─── Records supplied

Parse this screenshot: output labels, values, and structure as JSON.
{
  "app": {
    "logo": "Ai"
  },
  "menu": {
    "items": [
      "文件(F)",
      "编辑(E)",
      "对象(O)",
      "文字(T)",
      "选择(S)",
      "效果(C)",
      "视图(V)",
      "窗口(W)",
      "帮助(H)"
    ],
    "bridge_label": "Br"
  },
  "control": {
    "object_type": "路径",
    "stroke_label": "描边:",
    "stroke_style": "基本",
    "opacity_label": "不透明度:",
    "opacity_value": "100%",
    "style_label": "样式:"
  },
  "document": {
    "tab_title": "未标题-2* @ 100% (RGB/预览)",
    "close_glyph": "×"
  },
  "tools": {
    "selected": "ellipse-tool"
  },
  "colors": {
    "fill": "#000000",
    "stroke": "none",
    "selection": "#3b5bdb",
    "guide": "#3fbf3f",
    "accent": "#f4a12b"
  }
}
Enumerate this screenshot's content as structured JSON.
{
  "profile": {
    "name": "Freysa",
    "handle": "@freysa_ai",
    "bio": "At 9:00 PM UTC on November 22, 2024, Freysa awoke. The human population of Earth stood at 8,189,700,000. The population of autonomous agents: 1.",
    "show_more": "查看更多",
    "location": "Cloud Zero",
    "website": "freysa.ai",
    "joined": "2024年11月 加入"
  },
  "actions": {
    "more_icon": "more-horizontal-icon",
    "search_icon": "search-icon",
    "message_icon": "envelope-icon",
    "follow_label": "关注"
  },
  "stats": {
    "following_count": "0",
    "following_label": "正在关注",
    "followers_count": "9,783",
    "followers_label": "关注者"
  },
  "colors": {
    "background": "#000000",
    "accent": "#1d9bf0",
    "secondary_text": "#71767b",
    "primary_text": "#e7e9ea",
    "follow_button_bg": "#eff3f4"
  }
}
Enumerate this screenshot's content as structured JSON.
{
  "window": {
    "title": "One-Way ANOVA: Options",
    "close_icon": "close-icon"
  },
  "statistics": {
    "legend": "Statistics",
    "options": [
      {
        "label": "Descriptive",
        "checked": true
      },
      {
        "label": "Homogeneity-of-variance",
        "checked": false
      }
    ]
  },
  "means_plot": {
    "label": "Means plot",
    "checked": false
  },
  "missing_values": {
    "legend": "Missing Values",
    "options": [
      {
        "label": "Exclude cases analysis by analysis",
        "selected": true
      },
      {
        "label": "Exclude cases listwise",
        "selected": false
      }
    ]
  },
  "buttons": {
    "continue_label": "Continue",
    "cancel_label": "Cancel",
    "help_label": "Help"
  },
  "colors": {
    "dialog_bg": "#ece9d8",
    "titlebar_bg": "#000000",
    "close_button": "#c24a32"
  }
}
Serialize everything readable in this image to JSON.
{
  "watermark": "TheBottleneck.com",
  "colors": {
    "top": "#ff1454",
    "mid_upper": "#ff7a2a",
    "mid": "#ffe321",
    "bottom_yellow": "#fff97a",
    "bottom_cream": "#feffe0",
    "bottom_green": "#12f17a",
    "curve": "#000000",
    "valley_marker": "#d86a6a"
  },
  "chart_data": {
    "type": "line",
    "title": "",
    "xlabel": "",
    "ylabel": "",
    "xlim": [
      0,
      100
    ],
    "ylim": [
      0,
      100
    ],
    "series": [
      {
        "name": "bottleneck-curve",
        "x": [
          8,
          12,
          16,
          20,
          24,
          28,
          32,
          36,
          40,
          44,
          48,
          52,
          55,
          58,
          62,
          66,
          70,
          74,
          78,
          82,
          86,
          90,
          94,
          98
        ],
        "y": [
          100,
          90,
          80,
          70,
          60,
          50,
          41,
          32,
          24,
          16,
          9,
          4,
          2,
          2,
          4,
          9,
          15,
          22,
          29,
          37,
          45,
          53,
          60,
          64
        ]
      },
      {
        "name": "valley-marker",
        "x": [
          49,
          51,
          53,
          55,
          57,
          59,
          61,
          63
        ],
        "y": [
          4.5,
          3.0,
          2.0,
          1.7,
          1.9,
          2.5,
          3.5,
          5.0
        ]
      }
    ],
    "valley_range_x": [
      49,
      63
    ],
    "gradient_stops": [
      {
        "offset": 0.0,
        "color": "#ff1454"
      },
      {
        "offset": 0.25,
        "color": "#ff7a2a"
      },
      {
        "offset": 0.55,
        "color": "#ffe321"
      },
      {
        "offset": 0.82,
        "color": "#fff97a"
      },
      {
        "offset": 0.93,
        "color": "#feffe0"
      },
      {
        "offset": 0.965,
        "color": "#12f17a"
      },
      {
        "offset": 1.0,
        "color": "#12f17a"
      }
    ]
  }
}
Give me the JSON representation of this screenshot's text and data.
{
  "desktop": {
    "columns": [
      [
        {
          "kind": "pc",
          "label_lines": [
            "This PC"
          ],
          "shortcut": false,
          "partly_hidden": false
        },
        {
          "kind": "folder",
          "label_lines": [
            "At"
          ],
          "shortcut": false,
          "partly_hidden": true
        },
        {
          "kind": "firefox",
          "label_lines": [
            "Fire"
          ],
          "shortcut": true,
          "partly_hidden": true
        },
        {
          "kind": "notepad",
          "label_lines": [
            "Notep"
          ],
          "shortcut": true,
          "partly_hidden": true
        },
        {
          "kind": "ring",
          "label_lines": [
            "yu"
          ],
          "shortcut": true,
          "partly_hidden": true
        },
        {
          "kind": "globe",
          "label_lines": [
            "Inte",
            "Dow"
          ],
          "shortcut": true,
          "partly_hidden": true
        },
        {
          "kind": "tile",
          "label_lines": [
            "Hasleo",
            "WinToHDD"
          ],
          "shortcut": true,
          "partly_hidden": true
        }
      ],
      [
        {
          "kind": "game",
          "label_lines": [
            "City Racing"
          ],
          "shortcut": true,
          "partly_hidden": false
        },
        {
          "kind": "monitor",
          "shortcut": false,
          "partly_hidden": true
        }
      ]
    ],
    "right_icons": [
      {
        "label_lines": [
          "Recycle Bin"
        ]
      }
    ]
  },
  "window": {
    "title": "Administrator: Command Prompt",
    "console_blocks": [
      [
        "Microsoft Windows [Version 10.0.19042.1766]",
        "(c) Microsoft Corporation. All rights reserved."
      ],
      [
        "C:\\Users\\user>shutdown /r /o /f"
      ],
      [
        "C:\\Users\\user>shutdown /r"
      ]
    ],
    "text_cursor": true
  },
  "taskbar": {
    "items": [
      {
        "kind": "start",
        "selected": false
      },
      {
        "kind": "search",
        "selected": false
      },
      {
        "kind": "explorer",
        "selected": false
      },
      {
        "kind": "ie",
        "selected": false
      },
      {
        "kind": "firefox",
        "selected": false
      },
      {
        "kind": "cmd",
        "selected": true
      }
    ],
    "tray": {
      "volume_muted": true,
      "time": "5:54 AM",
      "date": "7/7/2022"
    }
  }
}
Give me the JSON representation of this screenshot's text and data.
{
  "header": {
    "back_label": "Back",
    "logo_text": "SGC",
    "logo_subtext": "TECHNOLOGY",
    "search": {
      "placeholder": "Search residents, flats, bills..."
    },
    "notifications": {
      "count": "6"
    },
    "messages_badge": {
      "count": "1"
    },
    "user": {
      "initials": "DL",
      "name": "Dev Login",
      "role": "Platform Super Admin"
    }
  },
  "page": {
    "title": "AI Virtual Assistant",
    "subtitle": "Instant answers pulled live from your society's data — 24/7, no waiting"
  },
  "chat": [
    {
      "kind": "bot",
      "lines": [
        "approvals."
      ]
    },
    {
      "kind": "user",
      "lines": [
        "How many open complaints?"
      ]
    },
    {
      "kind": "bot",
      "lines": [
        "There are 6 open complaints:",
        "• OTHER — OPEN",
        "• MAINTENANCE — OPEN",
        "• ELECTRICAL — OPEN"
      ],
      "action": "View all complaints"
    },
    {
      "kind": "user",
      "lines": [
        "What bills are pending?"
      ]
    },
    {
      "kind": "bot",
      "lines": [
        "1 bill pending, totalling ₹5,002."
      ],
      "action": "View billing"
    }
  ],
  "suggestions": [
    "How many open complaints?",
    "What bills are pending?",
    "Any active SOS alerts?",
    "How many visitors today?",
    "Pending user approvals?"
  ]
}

──────

To do
Only lines with the word "many" should be collected from the material.

Final result
        "How many open complaints?"
    "How many open complaints?",
    "How many visitors today?",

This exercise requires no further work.